TASK BRIEF »
Print all the data, keeping every line exactly as it is.

>> Begin SUPPLIED INFORMATION

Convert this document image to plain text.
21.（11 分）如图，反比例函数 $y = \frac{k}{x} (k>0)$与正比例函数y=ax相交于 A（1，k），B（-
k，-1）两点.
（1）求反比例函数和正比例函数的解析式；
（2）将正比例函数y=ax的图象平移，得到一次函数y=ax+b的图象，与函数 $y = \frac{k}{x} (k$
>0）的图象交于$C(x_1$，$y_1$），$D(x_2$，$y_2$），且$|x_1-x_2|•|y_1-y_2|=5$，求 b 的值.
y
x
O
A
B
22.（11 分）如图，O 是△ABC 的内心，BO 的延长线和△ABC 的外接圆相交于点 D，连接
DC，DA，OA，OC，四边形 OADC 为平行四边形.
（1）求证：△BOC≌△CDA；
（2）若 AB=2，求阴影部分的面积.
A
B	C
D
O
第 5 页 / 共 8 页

>> End SUPPLIED INFORMATION

EXERCISE OUTPUT »
Convert this document image to plain text.
21.（11 分）如图，反比例函数 $y = \frac{k}{x} (k>0)$与正比例函数y=ax相交于 A（1，k），B（-
k，-1）两点.
（1）求反比例函数和正比例函数的解析式；
（2）将正比例函数y=ax的图象平移，得到一次函数y=ax+b的图象，与函数 $y = \frac{k}{x} (k$
>0）的图象交于$C(x_1$，$y_1$），$D(x_2$，$y_2$），且$|x_1-x_2|•|y_1-y_2|=5$，求 b 的值.
y
x
O
A
B
22.（11 分）如图，O 是△ABC 的内心，BO 的延长线和△ABC 的外接圆相交于点 D，连接
DC，DA，OA，OC，四边形 OADC 为平行四边形.
（1）求证：△BOC≌△CDA；
（2）若 AB=2，求阴影部分的面积.
A
B	C
D
O
第 5 页 / 共 8 页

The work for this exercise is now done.